• STATED TASK:
Of the lines in this listing, how many contain the word "value"? Give the number and nothing else.

• SUPPLIED ENTRIES:

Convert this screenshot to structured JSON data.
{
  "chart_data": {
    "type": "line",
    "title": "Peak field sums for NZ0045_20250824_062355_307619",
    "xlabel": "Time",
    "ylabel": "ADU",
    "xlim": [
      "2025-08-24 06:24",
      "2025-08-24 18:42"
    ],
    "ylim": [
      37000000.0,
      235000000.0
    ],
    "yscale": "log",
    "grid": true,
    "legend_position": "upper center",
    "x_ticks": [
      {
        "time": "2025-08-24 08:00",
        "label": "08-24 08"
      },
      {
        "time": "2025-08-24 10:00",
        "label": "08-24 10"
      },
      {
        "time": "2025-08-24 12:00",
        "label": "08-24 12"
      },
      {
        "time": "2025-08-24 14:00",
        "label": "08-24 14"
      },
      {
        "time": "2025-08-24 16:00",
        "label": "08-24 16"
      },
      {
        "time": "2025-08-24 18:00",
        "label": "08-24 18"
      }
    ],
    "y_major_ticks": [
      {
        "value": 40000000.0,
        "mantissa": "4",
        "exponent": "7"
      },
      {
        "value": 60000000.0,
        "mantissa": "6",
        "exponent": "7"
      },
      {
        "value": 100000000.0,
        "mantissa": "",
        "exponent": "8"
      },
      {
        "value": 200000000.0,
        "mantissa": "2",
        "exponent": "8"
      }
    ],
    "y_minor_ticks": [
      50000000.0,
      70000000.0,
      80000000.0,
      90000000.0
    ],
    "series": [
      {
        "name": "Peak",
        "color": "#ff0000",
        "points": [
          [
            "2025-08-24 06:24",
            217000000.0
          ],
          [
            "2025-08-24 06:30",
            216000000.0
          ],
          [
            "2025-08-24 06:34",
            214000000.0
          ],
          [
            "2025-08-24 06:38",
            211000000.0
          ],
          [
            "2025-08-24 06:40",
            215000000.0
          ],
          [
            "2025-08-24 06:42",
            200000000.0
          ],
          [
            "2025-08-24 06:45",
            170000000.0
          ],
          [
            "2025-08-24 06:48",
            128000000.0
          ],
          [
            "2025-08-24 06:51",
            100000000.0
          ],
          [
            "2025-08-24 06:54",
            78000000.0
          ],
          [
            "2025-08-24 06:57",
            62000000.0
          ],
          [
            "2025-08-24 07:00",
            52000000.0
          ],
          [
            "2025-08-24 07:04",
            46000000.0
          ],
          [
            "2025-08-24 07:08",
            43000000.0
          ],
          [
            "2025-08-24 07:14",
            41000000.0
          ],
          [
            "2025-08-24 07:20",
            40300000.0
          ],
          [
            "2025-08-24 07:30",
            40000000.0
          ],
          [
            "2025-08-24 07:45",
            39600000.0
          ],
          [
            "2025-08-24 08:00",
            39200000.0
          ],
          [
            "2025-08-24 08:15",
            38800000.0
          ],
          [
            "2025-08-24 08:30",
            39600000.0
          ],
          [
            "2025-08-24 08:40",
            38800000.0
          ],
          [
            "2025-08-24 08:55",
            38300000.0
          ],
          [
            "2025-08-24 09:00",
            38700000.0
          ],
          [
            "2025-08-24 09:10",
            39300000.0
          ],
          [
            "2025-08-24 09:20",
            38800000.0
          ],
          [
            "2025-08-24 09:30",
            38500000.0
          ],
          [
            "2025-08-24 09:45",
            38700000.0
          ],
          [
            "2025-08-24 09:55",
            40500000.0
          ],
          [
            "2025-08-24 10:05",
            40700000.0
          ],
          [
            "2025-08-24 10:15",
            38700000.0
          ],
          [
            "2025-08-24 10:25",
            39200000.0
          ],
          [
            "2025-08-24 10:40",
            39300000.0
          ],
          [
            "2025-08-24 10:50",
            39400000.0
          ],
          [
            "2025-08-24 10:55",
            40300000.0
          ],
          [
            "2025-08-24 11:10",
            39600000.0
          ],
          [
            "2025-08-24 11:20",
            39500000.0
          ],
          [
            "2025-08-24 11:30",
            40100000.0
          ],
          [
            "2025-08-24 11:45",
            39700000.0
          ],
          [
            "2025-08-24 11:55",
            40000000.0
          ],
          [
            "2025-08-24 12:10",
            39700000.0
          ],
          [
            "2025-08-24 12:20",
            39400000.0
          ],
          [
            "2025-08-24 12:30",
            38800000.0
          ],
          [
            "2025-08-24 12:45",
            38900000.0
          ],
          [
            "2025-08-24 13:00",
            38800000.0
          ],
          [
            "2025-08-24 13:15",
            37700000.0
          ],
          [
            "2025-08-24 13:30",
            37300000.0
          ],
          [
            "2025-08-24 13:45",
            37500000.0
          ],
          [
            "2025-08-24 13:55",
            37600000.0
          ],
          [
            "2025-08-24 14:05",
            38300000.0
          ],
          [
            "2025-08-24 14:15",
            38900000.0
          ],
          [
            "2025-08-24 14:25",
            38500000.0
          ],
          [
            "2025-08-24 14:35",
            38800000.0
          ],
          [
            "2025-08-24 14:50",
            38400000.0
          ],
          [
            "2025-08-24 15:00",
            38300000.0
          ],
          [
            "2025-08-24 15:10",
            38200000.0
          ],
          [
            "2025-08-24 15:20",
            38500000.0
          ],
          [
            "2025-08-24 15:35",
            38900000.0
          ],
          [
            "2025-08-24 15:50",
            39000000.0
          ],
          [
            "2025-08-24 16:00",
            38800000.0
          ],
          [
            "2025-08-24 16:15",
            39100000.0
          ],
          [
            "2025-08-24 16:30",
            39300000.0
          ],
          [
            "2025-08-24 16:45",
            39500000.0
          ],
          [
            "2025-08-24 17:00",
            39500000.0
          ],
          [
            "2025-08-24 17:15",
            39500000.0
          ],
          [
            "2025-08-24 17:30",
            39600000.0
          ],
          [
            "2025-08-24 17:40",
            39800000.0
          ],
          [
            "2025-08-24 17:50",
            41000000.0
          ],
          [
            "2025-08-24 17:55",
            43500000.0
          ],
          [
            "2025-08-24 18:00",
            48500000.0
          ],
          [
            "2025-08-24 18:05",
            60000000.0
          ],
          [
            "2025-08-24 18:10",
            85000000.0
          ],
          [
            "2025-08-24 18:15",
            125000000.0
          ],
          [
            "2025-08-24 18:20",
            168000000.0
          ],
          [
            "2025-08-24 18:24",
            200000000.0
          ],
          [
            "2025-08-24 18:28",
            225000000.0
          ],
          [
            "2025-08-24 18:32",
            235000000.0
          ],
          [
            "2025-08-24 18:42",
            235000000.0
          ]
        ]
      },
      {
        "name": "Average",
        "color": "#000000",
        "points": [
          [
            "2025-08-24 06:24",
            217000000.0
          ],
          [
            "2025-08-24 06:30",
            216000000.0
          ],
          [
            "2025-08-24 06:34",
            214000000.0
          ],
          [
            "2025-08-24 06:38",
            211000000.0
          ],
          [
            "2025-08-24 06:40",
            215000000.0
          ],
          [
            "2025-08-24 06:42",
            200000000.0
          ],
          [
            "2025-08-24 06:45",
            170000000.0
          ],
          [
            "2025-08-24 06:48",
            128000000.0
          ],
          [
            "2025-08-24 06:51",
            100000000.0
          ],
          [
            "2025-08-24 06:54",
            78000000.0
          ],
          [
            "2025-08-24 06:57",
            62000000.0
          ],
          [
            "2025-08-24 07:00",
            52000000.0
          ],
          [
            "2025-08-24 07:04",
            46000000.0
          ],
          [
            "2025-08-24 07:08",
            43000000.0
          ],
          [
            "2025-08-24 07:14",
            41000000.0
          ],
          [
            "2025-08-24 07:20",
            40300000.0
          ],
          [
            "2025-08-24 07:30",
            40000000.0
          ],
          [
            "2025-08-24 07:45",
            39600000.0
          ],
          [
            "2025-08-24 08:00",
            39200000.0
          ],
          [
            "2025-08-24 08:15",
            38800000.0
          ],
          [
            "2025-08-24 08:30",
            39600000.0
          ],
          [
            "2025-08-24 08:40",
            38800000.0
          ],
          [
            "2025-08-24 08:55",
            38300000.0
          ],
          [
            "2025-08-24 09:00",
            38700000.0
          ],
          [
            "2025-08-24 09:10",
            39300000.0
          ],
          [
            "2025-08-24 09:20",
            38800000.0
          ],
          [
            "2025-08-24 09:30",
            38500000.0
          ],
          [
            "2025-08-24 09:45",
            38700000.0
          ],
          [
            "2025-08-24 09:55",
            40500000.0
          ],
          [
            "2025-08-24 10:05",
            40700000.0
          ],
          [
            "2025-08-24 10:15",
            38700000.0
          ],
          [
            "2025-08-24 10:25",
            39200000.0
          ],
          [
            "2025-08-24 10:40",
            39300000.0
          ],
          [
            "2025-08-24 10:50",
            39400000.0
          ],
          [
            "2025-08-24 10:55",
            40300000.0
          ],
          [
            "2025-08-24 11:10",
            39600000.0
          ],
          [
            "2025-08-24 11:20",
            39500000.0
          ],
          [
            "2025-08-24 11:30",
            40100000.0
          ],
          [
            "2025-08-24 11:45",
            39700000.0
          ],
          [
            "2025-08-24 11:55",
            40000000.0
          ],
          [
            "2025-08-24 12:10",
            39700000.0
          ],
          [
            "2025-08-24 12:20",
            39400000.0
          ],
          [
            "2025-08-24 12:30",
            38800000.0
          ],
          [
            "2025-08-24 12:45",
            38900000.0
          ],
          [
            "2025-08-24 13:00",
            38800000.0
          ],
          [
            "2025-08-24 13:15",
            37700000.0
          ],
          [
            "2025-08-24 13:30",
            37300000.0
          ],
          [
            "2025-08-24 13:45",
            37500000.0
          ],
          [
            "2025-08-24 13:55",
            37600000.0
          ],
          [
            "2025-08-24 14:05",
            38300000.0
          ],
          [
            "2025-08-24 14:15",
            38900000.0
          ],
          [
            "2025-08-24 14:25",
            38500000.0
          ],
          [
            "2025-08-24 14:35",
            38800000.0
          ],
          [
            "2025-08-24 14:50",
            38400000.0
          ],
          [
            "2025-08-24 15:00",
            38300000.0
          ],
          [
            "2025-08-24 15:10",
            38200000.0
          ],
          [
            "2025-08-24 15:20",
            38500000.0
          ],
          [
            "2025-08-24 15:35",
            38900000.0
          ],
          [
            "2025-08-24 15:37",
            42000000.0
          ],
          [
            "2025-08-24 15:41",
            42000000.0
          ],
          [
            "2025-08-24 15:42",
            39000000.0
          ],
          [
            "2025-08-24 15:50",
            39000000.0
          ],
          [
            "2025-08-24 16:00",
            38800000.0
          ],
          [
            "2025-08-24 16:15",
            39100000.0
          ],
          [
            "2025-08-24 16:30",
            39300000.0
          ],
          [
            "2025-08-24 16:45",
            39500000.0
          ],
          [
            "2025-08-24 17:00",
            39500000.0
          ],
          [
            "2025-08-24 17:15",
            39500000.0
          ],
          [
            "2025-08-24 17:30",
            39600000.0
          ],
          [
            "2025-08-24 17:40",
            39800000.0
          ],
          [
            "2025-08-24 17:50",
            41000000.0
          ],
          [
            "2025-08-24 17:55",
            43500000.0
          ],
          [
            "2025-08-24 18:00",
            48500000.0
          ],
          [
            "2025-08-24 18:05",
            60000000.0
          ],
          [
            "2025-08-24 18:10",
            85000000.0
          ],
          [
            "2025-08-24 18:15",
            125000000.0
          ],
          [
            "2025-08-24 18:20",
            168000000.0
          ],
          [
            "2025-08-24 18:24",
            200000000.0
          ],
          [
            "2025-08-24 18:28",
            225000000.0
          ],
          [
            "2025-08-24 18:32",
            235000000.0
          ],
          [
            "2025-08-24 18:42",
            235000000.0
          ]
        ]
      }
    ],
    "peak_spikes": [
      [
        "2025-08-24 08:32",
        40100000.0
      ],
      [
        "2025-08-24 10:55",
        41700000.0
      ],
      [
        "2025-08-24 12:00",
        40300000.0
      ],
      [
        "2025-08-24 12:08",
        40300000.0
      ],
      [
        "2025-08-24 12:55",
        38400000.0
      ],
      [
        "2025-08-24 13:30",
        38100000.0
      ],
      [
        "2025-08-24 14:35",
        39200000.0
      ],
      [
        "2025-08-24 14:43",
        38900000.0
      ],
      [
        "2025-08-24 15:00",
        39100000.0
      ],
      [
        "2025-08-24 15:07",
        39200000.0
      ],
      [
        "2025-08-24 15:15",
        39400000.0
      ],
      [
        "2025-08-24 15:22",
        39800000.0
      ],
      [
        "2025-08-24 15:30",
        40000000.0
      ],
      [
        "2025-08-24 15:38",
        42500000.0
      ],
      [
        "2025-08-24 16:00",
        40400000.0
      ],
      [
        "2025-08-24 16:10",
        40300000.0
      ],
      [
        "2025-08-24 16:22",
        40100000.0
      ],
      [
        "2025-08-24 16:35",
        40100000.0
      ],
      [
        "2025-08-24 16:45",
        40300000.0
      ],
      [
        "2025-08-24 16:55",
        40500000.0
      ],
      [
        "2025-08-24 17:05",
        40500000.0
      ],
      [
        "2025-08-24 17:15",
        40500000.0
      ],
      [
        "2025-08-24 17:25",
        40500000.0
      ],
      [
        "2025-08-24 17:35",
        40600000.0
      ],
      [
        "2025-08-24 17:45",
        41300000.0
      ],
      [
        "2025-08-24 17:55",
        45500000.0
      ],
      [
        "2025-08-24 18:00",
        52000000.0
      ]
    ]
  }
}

• SOLUTION FOR THIS EXERCISE:
4